>> START Entries shown
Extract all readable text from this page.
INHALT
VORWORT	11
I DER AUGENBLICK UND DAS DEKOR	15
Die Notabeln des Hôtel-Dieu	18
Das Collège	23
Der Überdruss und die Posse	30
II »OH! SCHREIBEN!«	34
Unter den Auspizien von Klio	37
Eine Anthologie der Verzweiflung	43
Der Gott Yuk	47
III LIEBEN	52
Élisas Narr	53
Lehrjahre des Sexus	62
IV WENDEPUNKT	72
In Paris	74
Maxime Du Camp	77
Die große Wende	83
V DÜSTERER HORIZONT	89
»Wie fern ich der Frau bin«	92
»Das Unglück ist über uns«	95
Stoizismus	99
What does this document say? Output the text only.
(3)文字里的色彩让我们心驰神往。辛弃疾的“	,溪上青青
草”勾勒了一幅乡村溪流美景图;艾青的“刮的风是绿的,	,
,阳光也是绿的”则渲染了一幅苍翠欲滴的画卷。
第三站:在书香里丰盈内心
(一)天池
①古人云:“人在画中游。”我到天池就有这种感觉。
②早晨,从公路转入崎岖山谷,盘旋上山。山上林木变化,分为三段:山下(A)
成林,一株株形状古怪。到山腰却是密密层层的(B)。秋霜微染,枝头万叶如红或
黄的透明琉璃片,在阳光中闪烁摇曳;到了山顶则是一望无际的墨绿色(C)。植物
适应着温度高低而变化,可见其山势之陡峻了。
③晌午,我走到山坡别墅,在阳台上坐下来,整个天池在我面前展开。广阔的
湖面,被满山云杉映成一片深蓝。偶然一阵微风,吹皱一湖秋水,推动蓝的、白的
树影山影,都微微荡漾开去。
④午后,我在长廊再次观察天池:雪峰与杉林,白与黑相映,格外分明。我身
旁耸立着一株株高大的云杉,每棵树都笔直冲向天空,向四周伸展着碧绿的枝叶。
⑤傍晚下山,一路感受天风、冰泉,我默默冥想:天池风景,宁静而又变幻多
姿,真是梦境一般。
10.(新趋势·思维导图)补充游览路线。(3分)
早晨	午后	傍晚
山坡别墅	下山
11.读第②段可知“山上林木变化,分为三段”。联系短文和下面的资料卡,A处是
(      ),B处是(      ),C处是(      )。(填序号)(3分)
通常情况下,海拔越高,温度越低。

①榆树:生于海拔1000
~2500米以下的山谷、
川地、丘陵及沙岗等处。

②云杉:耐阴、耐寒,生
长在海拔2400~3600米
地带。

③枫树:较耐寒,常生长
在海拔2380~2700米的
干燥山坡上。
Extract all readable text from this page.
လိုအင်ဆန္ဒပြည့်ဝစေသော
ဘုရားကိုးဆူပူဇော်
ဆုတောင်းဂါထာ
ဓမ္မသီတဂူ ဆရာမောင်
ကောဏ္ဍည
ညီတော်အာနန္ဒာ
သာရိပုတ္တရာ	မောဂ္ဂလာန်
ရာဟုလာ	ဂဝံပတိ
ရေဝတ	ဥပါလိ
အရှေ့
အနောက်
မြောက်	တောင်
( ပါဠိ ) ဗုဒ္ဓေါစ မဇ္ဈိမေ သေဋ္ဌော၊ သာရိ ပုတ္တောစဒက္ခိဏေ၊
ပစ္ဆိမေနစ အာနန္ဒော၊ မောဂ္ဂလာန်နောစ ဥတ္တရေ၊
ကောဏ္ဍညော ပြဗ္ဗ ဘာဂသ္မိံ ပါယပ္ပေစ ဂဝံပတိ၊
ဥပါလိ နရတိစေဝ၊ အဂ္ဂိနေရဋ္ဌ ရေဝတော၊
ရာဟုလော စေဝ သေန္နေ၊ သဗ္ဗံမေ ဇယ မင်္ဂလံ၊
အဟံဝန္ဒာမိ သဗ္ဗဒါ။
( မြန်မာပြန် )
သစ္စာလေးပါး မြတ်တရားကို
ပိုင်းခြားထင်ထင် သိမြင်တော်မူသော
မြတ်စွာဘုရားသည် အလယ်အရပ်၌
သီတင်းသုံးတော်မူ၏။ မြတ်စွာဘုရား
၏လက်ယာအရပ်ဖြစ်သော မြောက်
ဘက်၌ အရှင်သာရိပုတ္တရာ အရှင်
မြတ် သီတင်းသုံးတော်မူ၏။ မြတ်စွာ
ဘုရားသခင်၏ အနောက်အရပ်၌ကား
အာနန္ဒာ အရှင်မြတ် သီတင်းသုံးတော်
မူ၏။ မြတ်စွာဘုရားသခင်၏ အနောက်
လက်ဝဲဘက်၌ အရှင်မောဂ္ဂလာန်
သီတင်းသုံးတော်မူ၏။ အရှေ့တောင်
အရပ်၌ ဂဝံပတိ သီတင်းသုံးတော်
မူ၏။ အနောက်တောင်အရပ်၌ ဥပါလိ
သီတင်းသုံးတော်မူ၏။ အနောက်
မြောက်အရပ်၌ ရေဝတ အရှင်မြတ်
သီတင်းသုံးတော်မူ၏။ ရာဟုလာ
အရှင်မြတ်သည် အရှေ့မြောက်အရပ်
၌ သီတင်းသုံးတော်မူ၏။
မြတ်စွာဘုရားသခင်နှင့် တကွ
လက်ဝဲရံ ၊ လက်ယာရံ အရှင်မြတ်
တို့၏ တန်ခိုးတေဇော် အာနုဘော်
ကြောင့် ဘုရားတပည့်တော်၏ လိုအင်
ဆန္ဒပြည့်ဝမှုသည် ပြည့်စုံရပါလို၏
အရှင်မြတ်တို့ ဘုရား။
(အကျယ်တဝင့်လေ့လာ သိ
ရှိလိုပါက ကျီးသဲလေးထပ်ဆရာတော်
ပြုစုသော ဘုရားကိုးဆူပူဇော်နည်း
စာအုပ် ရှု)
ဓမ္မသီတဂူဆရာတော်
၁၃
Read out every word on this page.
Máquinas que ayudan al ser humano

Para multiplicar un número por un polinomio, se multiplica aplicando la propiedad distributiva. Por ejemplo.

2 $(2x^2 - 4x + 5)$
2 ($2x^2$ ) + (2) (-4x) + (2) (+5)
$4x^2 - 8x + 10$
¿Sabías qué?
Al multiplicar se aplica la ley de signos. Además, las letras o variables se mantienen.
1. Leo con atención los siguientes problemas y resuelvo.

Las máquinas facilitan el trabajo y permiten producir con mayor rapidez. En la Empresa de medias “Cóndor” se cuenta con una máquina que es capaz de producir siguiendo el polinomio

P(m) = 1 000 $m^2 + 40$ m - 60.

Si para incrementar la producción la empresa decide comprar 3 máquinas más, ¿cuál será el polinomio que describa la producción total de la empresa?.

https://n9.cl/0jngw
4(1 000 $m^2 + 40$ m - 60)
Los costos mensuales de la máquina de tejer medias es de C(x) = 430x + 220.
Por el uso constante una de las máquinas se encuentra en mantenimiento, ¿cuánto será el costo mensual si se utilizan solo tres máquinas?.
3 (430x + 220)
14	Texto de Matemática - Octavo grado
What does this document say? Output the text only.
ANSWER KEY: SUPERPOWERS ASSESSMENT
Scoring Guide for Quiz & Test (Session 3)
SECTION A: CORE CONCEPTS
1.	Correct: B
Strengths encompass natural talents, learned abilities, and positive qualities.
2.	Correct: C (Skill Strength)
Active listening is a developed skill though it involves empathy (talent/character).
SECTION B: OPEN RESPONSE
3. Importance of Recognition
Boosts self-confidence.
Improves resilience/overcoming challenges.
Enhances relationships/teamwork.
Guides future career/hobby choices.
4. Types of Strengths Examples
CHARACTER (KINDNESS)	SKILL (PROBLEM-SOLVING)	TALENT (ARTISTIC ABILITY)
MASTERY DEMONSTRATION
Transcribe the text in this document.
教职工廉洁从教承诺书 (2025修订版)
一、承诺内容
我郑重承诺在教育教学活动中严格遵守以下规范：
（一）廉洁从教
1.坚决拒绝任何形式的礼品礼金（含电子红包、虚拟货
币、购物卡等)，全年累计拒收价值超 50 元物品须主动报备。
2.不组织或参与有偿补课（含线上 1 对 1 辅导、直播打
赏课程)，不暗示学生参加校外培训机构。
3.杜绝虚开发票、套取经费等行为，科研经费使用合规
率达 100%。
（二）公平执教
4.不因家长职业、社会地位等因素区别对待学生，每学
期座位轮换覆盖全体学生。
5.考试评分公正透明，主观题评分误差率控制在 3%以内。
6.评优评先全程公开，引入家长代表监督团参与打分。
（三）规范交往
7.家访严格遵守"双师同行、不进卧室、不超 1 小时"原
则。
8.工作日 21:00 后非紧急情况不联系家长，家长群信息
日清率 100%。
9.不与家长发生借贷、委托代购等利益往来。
>> END Entries shown
* [Task description]
Find every line in the records above that holds the word "será", and copy each one.

* [Task answer]
Si para incrementar la producción la empresa decide comprar 3 máquinas más, ¿cuál será el polinomio que describa la producción total de la empresa?.
Por el uso constante una de las máquinas se encuentra en mantenimiento, ¿cuánto será el costo mensual si se utilizan solo tres máquinas?.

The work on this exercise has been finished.